§ Short task:
Quote the whole listing word for word. Do not include the pictures.

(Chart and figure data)
------
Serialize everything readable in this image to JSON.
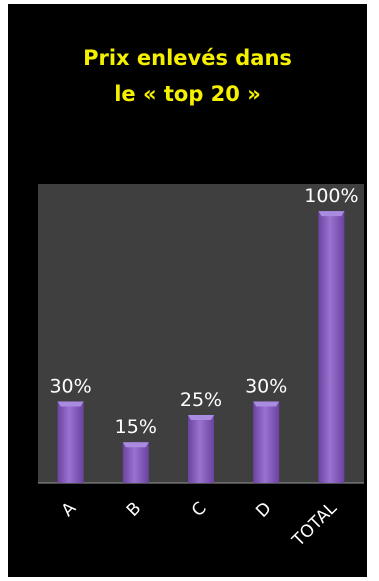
{
  "title": {
    "line1": "Prix enlevés dans",
    "line2": "le « top 20 »"
  },
  "colors": {
    "background": "#000000",
    "plot_area": "#3f3f3f",
    "title": "#f4f000",
    "bar": "#8a5fc0",
    "bar_top": "#a98be0",
    "text": "#ffffff"
  },
  "chart_data": {
    "type": "bar",
    "categories": [
      "A",
      "B",
      "C",
      "D",
      "TOTAL"
    ],
    "values": [
      30,
      15,
      25,
      30,
      100
    ],
    "data_labels": [
      "30%",
      "15%",
      "25%",
      "30%",
      "100%"
    ],
    "unit": "%",
    "ylim": [
      0,
      110
    ],
    "grid": false,
    "legend": "none",
    "xlabel": "",
    "ylabel": ""
  }
}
------
§ Output for this exercise:
Serialize everything readable in this image to JSON.
{
  "title": {
    "line1": "Prix enlevés dans",
    "line2": "le « top 20 »"
  },
  "colors": {
    "background": "#000000",
    "plot_area": "#3f3f3f",
    "title": "#f4f000",
    "bar": "#8a5fc0",
    "bar_top": "#a98be0",
    "text": "#ffffff"
  },
  "chart_data": {
    "type": "bar",
    "categories": [
      "A",
      "B",
      "C",
      "D",
      "TOTAL"
    ],
    "values": [
      30,
      15,
      25,
      30,
      100
    ],
    "data_labels": [
      "30%",
      "15%",
      "25%",
      "30%",
      "100%"
    ],
    "unit": "%",
    "ylim": [
      0,
      110
    ],
    "grid": false,
    "legend": "none",
    "xlabel": "",
    "ylabel": ""
  }
}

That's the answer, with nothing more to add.